EXERCISE INSTRUCTIONS: Scan the lines below for the word "selected". Copy each line you find it in.

Dataset records:
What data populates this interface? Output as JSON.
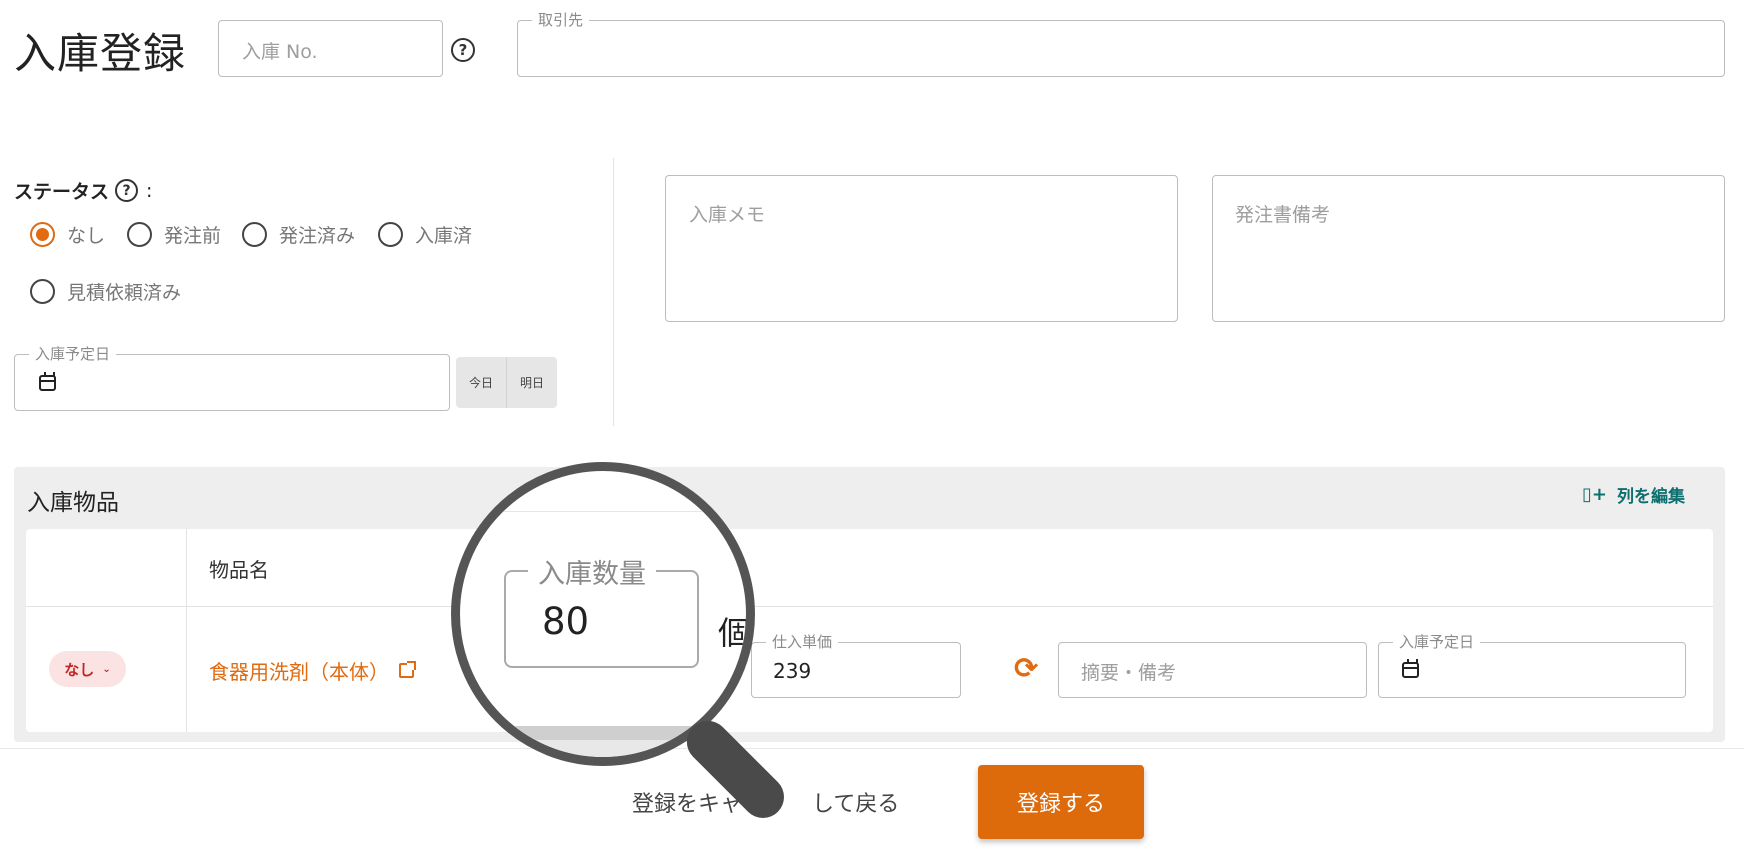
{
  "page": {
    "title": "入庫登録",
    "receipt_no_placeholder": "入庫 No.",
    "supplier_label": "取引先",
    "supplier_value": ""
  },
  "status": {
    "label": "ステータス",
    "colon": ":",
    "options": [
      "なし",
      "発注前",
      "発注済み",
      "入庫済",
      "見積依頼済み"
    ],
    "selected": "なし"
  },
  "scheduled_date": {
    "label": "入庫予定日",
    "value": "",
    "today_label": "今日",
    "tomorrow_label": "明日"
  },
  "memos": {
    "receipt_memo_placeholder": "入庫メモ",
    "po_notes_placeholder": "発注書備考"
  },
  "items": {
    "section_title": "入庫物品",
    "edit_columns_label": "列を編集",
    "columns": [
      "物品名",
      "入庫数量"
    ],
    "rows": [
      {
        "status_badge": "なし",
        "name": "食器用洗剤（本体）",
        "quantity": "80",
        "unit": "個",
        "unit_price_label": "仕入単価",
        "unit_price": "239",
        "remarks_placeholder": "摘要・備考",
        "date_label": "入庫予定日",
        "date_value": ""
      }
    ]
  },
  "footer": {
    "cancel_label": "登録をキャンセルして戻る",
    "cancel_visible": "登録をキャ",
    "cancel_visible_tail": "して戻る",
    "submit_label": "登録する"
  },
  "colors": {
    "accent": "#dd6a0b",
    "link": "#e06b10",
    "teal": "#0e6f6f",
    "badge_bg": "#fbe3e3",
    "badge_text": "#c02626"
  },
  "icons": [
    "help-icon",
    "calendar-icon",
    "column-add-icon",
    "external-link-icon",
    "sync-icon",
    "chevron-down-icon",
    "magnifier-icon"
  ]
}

--

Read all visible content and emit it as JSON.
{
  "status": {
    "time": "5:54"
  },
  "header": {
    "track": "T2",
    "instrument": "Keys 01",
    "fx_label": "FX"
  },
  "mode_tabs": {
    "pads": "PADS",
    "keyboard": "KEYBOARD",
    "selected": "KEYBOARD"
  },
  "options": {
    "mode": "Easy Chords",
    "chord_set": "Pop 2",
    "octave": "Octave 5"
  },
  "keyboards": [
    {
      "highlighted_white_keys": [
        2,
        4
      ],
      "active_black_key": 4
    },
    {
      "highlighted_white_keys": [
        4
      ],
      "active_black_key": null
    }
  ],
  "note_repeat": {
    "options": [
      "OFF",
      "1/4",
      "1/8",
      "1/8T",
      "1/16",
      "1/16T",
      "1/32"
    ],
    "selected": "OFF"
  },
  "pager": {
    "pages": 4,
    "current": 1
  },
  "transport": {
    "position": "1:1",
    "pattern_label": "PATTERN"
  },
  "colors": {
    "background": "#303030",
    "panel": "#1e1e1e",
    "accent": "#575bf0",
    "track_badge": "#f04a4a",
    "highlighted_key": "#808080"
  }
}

RESPONSE TO THIS TASK:
    "selected": "なし"
    "selected": "KEYBOARD"
    "selected": "OFF"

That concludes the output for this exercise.